Print exactly the lines from the line with "Output the text content of this document." to the last line of the data, please, both included.

_ _ _ _ _ _ _

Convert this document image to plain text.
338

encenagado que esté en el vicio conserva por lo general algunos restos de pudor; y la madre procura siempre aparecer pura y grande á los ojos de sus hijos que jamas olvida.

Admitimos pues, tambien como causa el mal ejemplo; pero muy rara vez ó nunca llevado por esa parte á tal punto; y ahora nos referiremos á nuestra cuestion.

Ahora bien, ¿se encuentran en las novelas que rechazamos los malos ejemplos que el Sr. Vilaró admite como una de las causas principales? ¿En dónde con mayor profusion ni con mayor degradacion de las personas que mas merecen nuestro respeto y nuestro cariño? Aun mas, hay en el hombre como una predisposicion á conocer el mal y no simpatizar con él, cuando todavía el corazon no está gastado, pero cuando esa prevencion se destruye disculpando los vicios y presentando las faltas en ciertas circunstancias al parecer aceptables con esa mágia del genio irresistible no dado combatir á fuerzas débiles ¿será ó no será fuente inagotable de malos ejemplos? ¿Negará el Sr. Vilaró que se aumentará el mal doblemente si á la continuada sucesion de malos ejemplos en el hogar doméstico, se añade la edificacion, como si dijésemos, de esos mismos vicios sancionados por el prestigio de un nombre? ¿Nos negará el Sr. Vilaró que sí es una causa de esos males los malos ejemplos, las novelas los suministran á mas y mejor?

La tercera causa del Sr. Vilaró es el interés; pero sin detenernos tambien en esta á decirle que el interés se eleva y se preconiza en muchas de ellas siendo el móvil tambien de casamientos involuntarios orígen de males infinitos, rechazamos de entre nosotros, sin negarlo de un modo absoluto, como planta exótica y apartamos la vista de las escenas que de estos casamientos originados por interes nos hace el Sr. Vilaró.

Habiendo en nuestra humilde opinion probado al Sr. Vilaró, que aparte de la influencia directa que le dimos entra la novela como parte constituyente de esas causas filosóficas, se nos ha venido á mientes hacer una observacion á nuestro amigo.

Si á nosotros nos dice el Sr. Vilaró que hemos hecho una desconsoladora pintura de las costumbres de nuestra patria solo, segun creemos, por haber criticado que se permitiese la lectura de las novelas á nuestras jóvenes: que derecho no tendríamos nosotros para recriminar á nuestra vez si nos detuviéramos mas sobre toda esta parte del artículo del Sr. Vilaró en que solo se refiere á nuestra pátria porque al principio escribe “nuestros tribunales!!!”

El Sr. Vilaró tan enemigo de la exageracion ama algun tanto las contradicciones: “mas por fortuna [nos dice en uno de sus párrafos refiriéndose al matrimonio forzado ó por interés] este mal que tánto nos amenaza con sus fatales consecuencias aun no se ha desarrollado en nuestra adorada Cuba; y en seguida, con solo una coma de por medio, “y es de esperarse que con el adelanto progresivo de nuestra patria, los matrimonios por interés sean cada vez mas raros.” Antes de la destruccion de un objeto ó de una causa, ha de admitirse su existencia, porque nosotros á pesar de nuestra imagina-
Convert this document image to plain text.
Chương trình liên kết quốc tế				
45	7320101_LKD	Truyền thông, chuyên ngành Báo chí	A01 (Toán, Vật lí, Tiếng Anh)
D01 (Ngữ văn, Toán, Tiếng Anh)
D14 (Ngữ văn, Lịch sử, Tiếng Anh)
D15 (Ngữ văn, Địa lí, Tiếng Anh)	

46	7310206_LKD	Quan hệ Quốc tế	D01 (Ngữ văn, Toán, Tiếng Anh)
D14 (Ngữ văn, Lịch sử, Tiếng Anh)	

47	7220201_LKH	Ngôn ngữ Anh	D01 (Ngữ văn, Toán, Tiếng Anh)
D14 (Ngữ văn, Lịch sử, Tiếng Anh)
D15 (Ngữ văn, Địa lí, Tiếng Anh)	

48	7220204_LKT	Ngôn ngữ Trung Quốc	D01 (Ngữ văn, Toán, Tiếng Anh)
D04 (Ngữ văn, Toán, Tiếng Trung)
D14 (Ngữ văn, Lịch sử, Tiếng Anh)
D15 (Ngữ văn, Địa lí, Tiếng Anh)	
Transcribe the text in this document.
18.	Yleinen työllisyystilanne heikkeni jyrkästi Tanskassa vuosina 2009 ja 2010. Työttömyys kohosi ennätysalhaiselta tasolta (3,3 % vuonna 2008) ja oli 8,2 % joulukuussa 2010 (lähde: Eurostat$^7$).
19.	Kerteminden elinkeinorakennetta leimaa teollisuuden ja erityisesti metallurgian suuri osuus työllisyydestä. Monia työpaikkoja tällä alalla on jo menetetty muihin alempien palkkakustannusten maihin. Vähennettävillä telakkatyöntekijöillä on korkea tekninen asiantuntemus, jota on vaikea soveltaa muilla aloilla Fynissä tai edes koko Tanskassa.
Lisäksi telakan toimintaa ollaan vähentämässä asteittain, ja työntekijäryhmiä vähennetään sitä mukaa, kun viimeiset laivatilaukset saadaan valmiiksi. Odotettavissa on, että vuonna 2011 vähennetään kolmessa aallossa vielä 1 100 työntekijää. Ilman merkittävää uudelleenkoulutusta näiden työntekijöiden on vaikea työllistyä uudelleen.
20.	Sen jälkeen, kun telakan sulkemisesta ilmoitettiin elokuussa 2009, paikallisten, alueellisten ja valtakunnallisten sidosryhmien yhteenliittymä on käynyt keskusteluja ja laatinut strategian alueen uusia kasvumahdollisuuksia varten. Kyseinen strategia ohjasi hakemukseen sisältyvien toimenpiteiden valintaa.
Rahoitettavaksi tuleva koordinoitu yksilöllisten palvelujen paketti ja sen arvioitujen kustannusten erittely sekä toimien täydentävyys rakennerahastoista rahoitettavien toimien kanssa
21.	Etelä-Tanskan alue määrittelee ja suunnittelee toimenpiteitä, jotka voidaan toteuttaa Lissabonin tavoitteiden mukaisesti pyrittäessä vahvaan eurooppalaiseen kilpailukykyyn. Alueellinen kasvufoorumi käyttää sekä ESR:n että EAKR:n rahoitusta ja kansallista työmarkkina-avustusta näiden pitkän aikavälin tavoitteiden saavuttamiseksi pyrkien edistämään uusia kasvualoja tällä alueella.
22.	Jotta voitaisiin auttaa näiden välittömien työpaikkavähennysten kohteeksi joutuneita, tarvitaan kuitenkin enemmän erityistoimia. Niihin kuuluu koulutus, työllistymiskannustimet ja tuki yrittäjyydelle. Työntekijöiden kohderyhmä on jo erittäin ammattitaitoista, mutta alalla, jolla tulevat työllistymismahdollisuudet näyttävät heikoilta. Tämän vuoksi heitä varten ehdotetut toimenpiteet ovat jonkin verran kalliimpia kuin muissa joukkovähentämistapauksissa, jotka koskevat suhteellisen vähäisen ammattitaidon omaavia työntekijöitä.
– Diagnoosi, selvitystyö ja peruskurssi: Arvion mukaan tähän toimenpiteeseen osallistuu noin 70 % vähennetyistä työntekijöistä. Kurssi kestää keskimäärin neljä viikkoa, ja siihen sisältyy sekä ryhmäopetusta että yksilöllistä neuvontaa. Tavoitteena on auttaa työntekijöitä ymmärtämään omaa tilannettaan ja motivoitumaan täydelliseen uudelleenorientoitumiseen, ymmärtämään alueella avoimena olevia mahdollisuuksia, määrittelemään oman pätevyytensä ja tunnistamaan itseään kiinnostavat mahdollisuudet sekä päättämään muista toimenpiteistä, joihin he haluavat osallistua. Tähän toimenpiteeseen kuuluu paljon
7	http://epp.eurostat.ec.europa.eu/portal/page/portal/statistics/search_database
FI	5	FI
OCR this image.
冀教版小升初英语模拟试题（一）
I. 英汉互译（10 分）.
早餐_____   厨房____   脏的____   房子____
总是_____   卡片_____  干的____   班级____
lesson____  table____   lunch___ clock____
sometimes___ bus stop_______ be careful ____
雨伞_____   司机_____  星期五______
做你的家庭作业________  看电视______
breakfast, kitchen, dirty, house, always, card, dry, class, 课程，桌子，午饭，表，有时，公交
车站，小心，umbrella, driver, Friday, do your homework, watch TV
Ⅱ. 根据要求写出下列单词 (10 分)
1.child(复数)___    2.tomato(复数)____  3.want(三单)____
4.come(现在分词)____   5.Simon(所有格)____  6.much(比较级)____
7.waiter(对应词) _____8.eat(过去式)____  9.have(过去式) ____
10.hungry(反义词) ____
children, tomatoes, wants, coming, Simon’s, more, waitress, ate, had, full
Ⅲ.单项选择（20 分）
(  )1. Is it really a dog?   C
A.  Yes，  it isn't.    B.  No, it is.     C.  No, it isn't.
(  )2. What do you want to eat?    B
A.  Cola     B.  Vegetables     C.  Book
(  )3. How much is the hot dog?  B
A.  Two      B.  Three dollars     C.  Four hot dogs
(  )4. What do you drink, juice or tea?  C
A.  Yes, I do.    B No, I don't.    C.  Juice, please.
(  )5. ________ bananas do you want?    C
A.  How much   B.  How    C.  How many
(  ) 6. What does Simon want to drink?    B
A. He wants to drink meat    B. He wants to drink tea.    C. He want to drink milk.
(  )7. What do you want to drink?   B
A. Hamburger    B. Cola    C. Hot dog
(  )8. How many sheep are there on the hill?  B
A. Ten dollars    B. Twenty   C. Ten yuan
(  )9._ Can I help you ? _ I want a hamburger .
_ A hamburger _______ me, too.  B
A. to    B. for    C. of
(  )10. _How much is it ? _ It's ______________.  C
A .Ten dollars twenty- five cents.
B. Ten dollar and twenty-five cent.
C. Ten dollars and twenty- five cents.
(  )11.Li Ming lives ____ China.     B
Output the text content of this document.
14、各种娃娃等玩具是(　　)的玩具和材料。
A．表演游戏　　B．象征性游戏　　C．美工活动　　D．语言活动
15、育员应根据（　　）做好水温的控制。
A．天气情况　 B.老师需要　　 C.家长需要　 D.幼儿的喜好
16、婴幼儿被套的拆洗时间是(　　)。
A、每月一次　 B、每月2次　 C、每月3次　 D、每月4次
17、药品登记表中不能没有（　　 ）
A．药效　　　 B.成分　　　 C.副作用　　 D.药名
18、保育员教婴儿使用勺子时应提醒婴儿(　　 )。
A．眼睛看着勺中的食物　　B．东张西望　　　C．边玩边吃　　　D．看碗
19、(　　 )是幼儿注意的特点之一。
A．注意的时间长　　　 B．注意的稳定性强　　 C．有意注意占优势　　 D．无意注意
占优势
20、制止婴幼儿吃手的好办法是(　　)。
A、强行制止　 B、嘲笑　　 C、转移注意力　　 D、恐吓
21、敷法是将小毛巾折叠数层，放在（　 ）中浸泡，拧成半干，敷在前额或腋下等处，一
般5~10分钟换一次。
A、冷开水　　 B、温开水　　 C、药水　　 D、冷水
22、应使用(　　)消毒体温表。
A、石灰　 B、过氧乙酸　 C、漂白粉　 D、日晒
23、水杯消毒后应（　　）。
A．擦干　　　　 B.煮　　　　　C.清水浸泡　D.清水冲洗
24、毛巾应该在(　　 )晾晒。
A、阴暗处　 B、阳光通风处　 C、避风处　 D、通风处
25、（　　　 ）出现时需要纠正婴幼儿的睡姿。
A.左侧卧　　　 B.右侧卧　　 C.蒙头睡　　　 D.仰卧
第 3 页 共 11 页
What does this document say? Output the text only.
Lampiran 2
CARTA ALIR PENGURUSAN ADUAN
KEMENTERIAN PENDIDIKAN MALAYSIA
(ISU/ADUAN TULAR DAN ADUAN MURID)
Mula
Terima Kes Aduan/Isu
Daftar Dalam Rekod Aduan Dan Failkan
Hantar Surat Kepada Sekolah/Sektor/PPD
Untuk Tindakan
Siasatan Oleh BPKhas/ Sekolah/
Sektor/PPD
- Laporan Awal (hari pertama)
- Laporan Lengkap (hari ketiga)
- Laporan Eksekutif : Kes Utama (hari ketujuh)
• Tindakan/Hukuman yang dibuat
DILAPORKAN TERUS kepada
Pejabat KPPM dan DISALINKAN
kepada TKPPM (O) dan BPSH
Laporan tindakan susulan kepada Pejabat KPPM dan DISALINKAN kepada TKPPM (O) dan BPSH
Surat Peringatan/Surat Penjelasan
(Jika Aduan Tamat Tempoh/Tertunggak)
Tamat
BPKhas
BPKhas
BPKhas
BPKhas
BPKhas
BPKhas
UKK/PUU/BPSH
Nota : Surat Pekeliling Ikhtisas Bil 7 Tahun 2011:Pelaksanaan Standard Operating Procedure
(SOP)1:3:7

_ _ _ _ _ _ _

**REPLY TO THE EXERCISE:**
Output the text content of this document.
14、各种娃娃等玩具是(　　)的玩具和材料。
A．表演游戏　　B．象征性游戏　　C．美工活动　　D．语言活动
15、育员应根据（　　）做好水温的控制。
A．天气情况　 B.老师需要　　 C.家长需要　 D.幼儿的喜好
16、婴幼儿被套的拆洗时间是(　　)。
A、每月一次　 B、每月2次　 C、每月3次　 D、每月4次
17、药品登记表中不能没有（　　 ）
A．药效　　　 B.成分　　　 C.副作用　　 D.药名
18、保育员教婴儿使用勺子时应提醒婴儿(　　 )。
A．眼睛看着勺中的食物　　B．东张西望　　　C．边玩边吃　　　D．看碗
19、(　　 )是幼儿注意的特点之一。
A．注意的时间长　　　 B．注意的稳定性强　　 C．有意注意占优势　　 D．无意注意
占优势
20、制止婴幼儿吃手的好办法是(　　)。
A、强行制止　 B、嘲笑　　 C、转移注意力　　 D、恐吓
21、敷法是将小毛巾折叠数层，放在（　 ）中浸泡，拧成半干，敷在前额或腋下等处，一
般5~10分钟换一次。
A、冷开水　　 B、温开水　　 C、药水　　 D、冷水
22、应使用(　　)消毒体温表。
A、石灰　 B、过氧乙酸　 C、漂白粉　 D、日晒
23、水杯消毒后应（　　）。
A．擦干　　　　 B.煮　　　　　C.清水浸泡　D.清水冲洗
24、毛巾应该在(　　 )晾晒。
A、阴暗处　 B、阳光通风处　 C、避风处　 D、通风处
25、（　　　 ）出现时需要纠正婴幼儿的睡姿。
A.左侧卧　　　 B.右侧卧　　 C.蒙头睡　　　 D.仰卧
第 3 页 共 11 页
What does this document say? Output the text only.
Lampiran 2
CARTA ALIR PENGURUSAN ADUAN
KEMENTERIAN PENDIDIKAN MALAYSIA
(ISU/ADUAN TULAR DAN ADUAN MURID)
Mula
Terima Kes Aduan/Isu
Daftar Dalam Rekod Aduan Dan Failkan
Hantar Surat Kepada Sekolah/Sektor/PPD
Untuk Tindakan
Siasatan Oleh BPKhas/ Sekolah/
Sektor/PPD
- Laporan Awal (hari pertama)
- Laporan Lengkap (hari ketiga)
- Laporan Eksekutif : Kes Utama (hari ketujuh)
• Tindakan/Hukuman yang dibuat
DILAPORKAN TERUS kepada
Pejabat KPPM dan DISALINKAN
kepada TKPPM (O) dan BPSH
Laporan tindakan susulan kepada Pejabat KPPM dan DISALINKAN kepada TKPPM (O) dan BPSH
Surat Peringatan/Surat Penjelasan
(Jika Aduan Tamat Tempoh/Tertunggak)
Tamat
BPKhas
BPKhas
BPKhas
BPKhas
BPKhas
BPKhas
UKK/PUU/BPSH
Nota : Surat Pekeliling Ikhtisas Bil 7 Tahun 2011:Pelaksanaan Standard Operating Procedure
(SOP)1:3:7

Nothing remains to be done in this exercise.